[Collected data]

========================================

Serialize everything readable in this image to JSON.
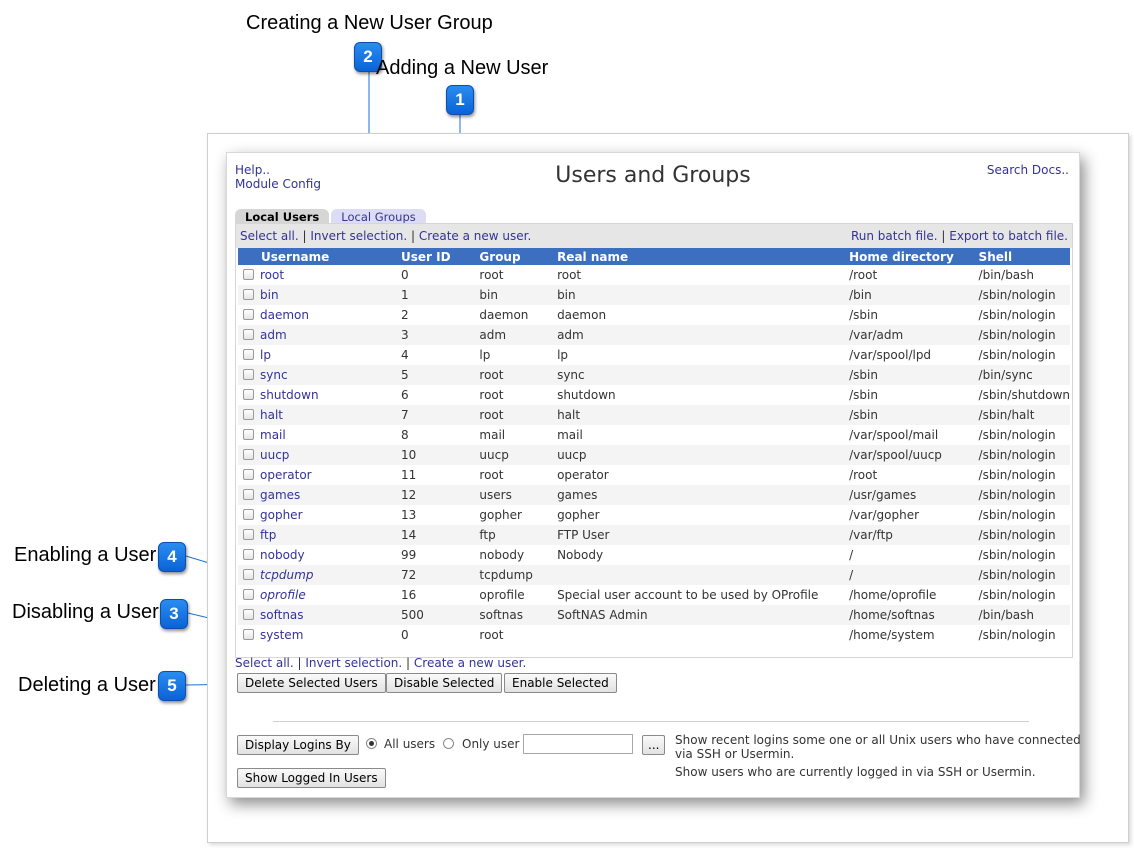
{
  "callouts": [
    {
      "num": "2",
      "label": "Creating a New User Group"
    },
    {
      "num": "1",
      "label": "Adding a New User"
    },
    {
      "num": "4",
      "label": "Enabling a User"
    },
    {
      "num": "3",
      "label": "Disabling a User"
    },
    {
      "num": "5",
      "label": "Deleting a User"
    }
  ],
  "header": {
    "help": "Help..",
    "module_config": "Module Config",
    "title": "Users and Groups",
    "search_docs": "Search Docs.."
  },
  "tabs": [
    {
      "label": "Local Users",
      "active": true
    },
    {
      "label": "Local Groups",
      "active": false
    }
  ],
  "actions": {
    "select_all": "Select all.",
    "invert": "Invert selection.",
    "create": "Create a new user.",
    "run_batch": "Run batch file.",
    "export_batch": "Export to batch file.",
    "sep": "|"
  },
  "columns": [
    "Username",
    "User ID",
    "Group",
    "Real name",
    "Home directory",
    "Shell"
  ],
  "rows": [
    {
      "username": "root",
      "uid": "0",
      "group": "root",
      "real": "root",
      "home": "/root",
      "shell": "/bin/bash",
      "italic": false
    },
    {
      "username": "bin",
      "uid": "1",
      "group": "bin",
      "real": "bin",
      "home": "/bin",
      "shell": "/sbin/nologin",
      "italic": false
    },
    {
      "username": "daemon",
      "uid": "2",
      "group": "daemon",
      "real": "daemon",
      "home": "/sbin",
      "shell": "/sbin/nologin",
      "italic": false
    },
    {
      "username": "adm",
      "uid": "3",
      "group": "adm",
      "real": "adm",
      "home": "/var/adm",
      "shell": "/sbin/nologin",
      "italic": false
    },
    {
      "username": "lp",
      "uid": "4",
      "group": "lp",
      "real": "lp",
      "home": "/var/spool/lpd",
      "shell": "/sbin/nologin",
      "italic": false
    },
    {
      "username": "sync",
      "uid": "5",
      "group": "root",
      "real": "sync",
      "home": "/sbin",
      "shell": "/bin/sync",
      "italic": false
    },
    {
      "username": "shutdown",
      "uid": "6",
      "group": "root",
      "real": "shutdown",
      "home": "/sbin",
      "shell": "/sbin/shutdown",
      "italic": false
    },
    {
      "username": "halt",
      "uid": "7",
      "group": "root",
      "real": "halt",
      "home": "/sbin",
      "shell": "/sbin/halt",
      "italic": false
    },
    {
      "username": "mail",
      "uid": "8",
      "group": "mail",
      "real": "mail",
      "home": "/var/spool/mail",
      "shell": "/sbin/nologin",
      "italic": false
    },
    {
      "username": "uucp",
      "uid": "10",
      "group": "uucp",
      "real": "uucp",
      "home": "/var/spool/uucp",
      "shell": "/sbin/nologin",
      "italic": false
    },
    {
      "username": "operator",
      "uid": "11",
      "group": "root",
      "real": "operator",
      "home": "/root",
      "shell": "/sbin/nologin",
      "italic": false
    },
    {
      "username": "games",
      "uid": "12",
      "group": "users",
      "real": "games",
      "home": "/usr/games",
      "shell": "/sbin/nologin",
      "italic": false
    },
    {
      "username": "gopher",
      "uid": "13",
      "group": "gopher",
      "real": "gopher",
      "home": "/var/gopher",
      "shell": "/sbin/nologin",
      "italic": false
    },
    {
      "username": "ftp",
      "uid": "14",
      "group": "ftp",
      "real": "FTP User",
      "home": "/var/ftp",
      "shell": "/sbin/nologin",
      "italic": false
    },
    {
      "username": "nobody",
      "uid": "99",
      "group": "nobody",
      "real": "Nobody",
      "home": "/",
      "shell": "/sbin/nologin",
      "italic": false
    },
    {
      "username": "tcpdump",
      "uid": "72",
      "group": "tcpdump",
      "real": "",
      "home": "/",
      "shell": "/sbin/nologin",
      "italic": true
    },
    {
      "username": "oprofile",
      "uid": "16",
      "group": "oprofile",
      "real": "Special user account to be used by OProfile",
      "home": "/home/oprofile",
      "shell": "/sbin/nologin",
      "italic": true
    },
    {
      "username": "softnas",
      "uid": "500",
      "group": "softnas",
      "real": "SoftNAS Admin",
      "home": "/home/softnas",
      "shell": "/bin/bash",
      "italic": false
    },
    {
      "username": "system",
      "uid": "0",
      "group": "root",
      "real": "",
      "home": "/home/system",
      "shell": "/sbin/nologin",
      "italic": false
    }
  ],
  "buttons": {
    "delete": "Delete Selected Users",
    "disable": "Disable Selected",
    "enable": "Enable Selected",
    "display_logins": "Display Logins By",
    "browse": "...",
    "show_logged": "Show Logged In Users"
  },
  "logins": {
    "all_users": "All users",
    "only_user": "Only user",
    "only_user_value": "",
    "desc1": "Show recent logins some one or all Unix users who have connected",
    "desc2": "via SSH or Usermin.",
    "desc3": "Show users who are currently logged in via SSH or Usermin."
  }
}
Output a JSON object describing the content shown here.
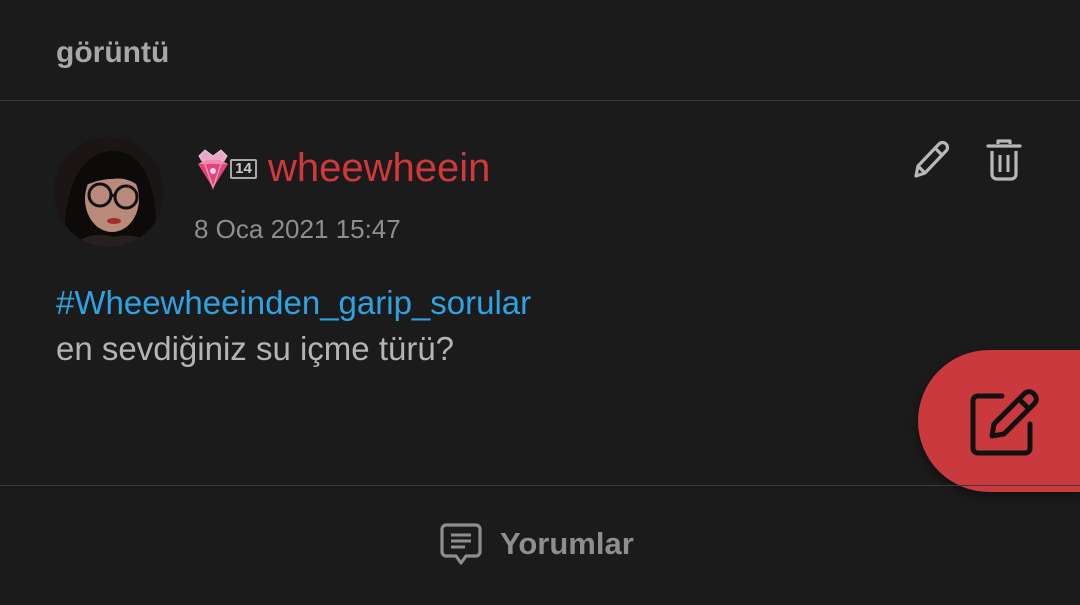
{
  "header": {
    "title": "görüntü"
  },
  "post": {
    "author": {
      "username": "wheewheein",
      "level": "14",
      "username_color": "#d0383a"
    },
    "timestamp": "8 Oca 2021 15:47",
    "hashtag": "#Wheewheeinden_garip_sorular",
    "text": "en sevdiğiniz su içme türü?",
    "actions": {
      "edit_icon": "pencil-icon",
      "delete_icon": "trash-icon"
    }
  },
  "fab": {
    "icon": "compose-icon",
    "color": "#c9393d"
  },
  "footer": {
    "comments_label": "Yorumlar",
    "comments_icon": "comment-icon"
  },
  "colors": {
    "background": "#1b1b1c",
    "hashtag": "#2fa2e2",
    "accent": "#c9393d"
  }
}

========================================

## EXERCISE PROMPT
Copy the lines starting at the line that contains "Output a JSON" and running to the final line of the entries, inclusive; omit all pictures.

## ANSWER TO THIS PROBLEM
Output a JSON object describing the content shown here.
{
  "header": {
    "title": "görüntü"
  },
  "post": {
    "author": {
      "username": "wheewheein",
      "level": "14",
      "username_color": "#d0383a"
    },
    "timestamp": "8 Oca 2021 15:47",
    "hashtag": "#Wheewheeinden_garip_sorular",
    "text": "en sevdiğiniz su içme türü?",
    "actions": {
      "edit_icon": "pencil-icon",
      "delete_icon": "trash-icon"
    }
  },
  "fab": {
    "icon": "compose-icon",
    "color": "#c9393d"
  },
  "footer": {
    "comments_label": "Yorumlar",
    "comments_icon": "comment-icon"
  },
  "colors": {
    "background": "#1b1b1c",
    "hashtag": "#2fa2e2",
    "accent": "#c9393d"
  }
}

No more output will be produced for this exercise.